WRITTEN TASK
The records below must be written out exactly, with every picture left behind.

EXERCISE MATERIAL
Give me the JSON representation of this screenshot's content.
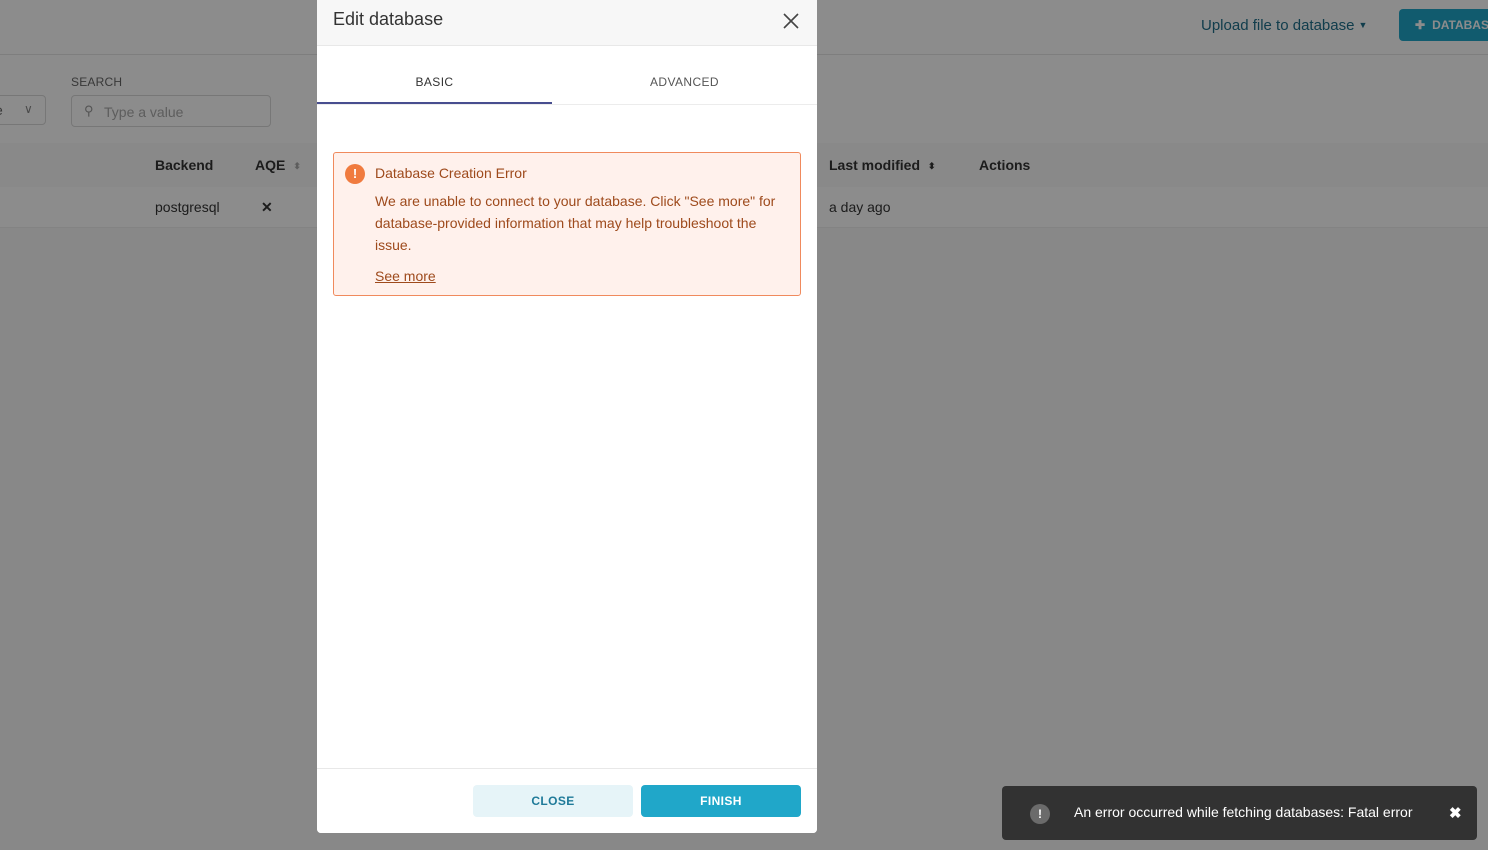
{
  "background": {
    "upload_link": "Upload file to database",
    "add_database_button": "DATABASE",
    "filter_select_value": "e",
    "search": {
      "label": "SEARCH",
      "placeholder": "Type a value"
    },
    "table": {
      "columns": [
        "Backend",
        "AQE",
        "Last modified",
        "Actions"
      ],
      "rows": [
        {
          "backend": "postgresql",
          "aqe": "✕",
          "last_modified": "a day ago"
        }
      ]
    }
  },
  "modal": {
    "title": "Edit database",
    "tabs": [
      {
        "label": "BASIC",
        "active": true
      },
      {
        "label": "ADVANCED",
        "active": false
      }
    ],
    "alert": {
      "title": "Database Creation Error",
      "body": "We are unable to connect to your database. Click \"See more\" for database-provided information that may help troubleshoot the issue.",
      "link": "See more"
    },
    "footer": {
      "close_label": "CLOSE",
      "finish_label": "FINISH"
    }
  },
  "toast": {
    "message": "An error occurred while fetching databases: Fatal error"
  },
  "colors": {
    "primary": "#20a7c9",
    "alert_border": "#f08a5d",
    "alert_bg": "#fff1ec",
    "tab_active": "#484e8f"
  }
}
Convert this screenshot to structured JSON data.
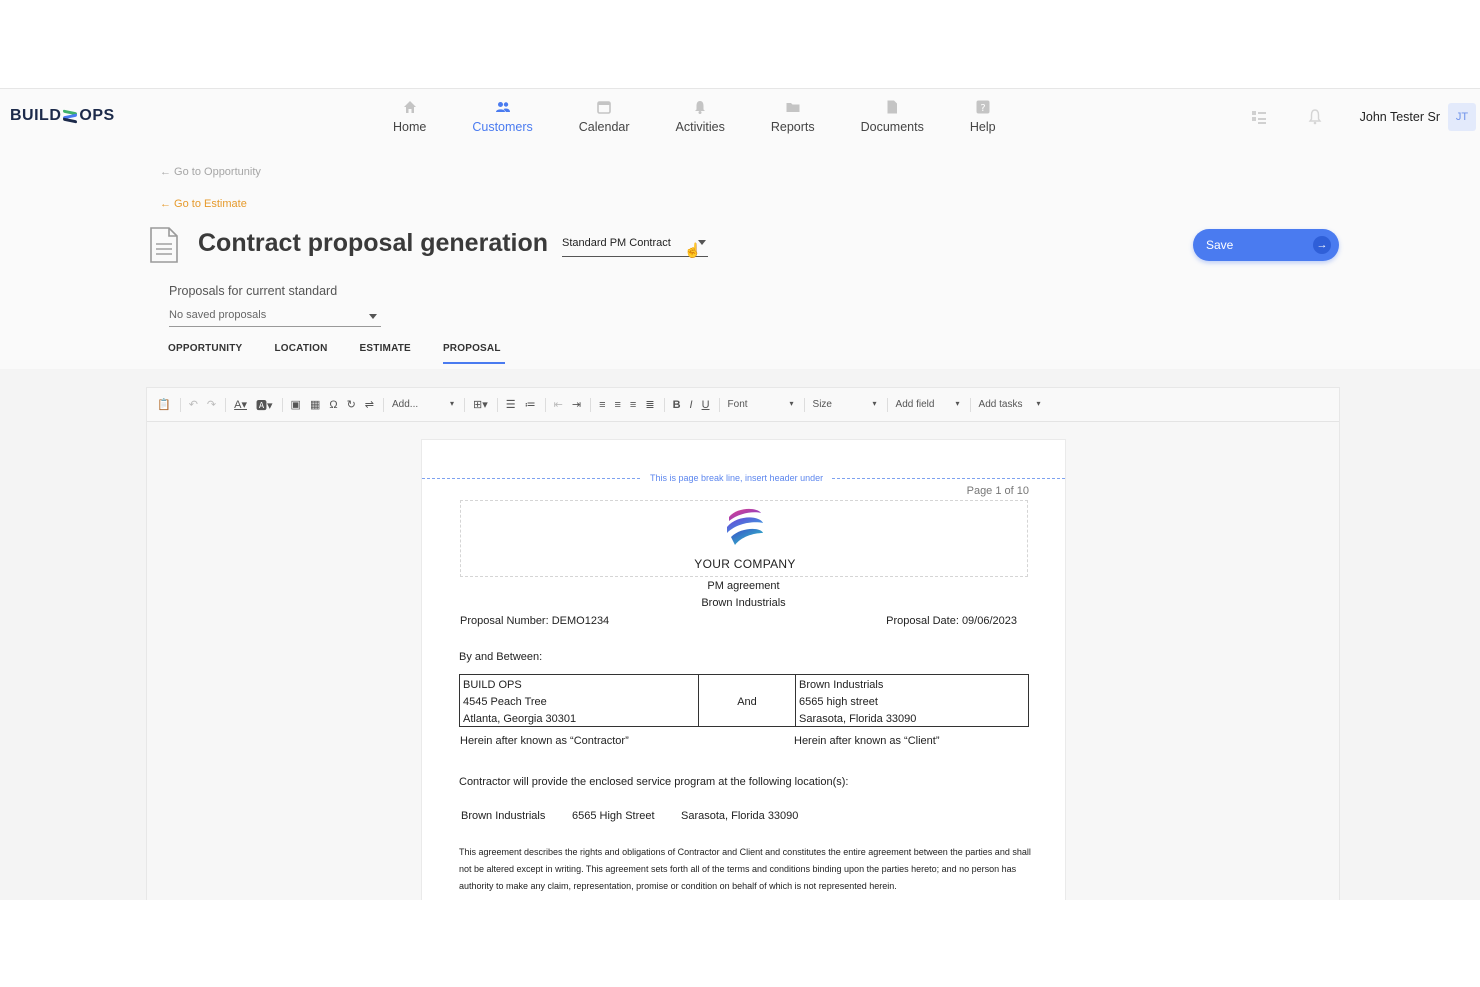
{
  "nav": {
    "logo_left": "BUILD",
    "logo_right": "OPS",
    "items": [
      {
        "label": "Home",
        "icon": "home-icon"
      },
      {
        "label": "Customers",
        "icon": "customers-icon"
      },
      {
        "label": "Calendar",
        "icon": "calendar-icon"
      },
      {
        "label": "Activities",
        "icon": "bell-icon"
      },
      {
        "label": "Reports",
        "icon": "folder-icon"
      },
      {
        "label": "Documents",
        "icon": "document-icon"
      },
      {
        "label": "Help",
        "icon": "help-icon"
      }
    ],
    "active": "Customers",
    "user_name": "John Tester Sr",
    "user_initials": "JT"
  },
  "header": {
    "back_opportunity": "← Go to Opportunity",
    "back_estimate": "← Go to Estimate",
    "title": "Contract proposal generation",
    "standard_value": "Standard PM Contract",
    "save_label": "Save",
    "proposals_label": "Proposals for current standard",
    "proposals_value": "No saved proposals"
  },
  "tabs": [
    "OPPORTUNITY",
    "LOCATION",
    "ESTIMATE",
    "PROPOSAL"
  ],
  "active_tab": "PROPOSAL",
  "toolbar": {
    "add_label": "Add...",
    "font_label": "Font",
    "size_label": "Size",
    "add_field_label": "Add field",
    "add_tasks_label": "Add tasks",
    "bold": "B",
    "italic": "I",
    "underline": "U"
  },
  "document": {
    "page_break_text": "This is page break line, insert header under",
    "page_number": "Page 1 of 10",
    "company_name": "YOUR COMPANY",
    "agreement_type": "PM agreement",
    "client_name": "Brown Industrials",
    "proposal_number": "Proposal Number:  DEMO1234",
    "proposal_date": "Proposal Date:  09/06/2023",
    "by_and_between": "By and Between:",
    "contractor": {
      "name": "BUILD OPS",
      "street": " 4545 Peach Tree",
      "city": "Atlanta, Georgia 30301"
    },
    "and_label": "And",
    "client": {
      "name": "Brown Industrials",
      "street": "6565 high street",
      "city": "Sarasota, Florida 33090"
    },
    "contractor_known": "Herein after known as “Contractor”",
    "client_known": "Herein after known as “Client”",
    "service_program": "Contractor will provide the enclosed service program at the following location(s):",
    "location_name": "Brown Industrials",
    "location_street": "6565 High Street",
    "location_city": "Sarasota, Florida 33090",
    "agreement_paragraph": "This agreement describes the rights and obligations of Contractor and Client and constitutes the entire agreement between the parties and shall not be altered except in writing.   This agreement sets forth all of the terms and conditions binding upon the parties hereto; and no person has authority to make any claim, representation, promise or condition on behalf of which is not represented herein."
  },
  "colors": {
    "accent": "#4a7bf0",
    "back_link_active": "#e69a2c"
  }
}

EXERCISE ANSWER
Give me the JSON representation of this screenshot's content.
{
  "background": {
    "upload_link": "Upload file to database",
    "add_database_button": "DATABASE",
    "filter_select_value": "e",
    "search": {
      "label": "SEARCH",
      "placeholder": "Type a value"
    },
    "table": {
      "columns": [
        "Backend",
        "AQE",
        "Last modified",
        "Actions"
      ],
      "rows": [
        {
          "backend": "postgresql",
          "aqe": "✕",
          "last_modified": "a day ago"
        }
      ]
    }
  },
  "modal": {
    "title": "Edit database",
    "tabs": [
      {
        "label": "BASIC",
        "active": true
      },
      {
        "label": "ADVANCED",
        "active": false
      }
    ],
    "alert": {
      "title": "Database Creation Error",
      "body": "We are unable to connect to your database. Click \"See more\" for database-provided information that may help troubleshoot the issue.",
      "link": "See more"
    },
    "footer": {
      "close_label": "CLOSE",
      "finish_label": "FINISH"
    }
  },
  "toast": {
    "message": "An error occurred while fetching databases: Fatal error"
  },
  "colors": {
    "primary": "#20a7c9",
    "alert_border": "#f08a5d",
    "alert_bg": "#fff1ec",
    "tab_active": "#484e8f"
  }
}
Convert this screenshot to structured JSON data.
{
  "nav": {
    "logo_left": "BUILD",
    "logo_right": "OPS",
    "items": [
      {
        "label": "Home",
        "icon": "home-icon"
      },
      {
        "label": "Customers",
        "icon": "customers-icon"
      },
      {
        "label": "Calendar",
        "icon": "calendar-icon"
      },
      {
        "label": "Activities",
        "icon": "bell-icon"
      },
      {
        "label": "Reports",
        "icon": "folder-icon"
      },
      {
        "label": "Documents",
        "icon": "document-icon"
      },
      {
        "label": "Help",
        "icon": "help-icon"
      }
    ],
    "active": "Customers",
    "user_name": "John Tester Sr",
    "user_initials": "JT"
  },
  "header": {
    "back_opportunity": "← Go to Opportunity",
    "back_estimate": "← Go to Estimate",
    "title": "Contract proposal generation",
    "standard_value": "Standard PM Contract",
    "save_label": "Save",
    "proposals_label": "Proposals for current standard",
    "proposals_value": "No saved proposals"
  },
  "tabs": [
    "OPPORTUNITY",
    "LOCATION",
    "ESTIMATE",
    "PROPOSAL"
  ],
  "active_tab": "PROPOSAL",
  "toolbar": {
    "add_label": "Add...",
    "font_label": "Font",
    "size_label": "Size",
    "add_field_label": "Add field",
    "add_tasks_label": "Add tasks",
    "bold": "B",
    "italic": "I",
    "underline": "U"
  },
  "document": {
    "page_break_text": "This is page break line, insert header under",
    "page_number": "Page 1 of 10",
    "company_name": "YOUR COMPANY",
    "agreement_type": "PM agreement",
    "client_name": "Brown Industrials",
    "proposal_number": "Proposal Number:  DEMO1234",
    "proposal_date": "Proposal Date:  09/06/2023",
    "by_and_between": "By and Between:",
    "contractor": {
      "name": "BUILD OPS",
      "street": " 4545 Peach Tree",
      "city": "Atlanta, Georgia 30301"
    },
    "and_label": "And",
    "client": {
      "name": "Brown Industrials",
      "street": "6565 high street",
      "city": "Sarasota, Florida 33090"
    },
    "contractor_known": "Herein after known as “Contractor”",
    "client_known": "Herein after known as “Client”",
    "service_program": "Contractor will provide the enclosed service program at the following location(s):",
    "location_name": "Brown Industrials",
    "location_street": "6565 High Street",
    "location_city": "Sarasota, Florida 33090",
    "agreement_paragraph": "This agreement describes the rights and obligations of Contractor and Client and constitutes the entire agreement between the parties and shall not be altered except in writing.   This agreement sets forth all of the terms and conditions binding upon the parties hereto; and no person has authority to make any claim, representation, promise or condition on behalf of which is not represented herein."
  },
  "colors": {
    "accent": "#4a7bf0",
    "back_link_active": "#e69a2c"
  }
}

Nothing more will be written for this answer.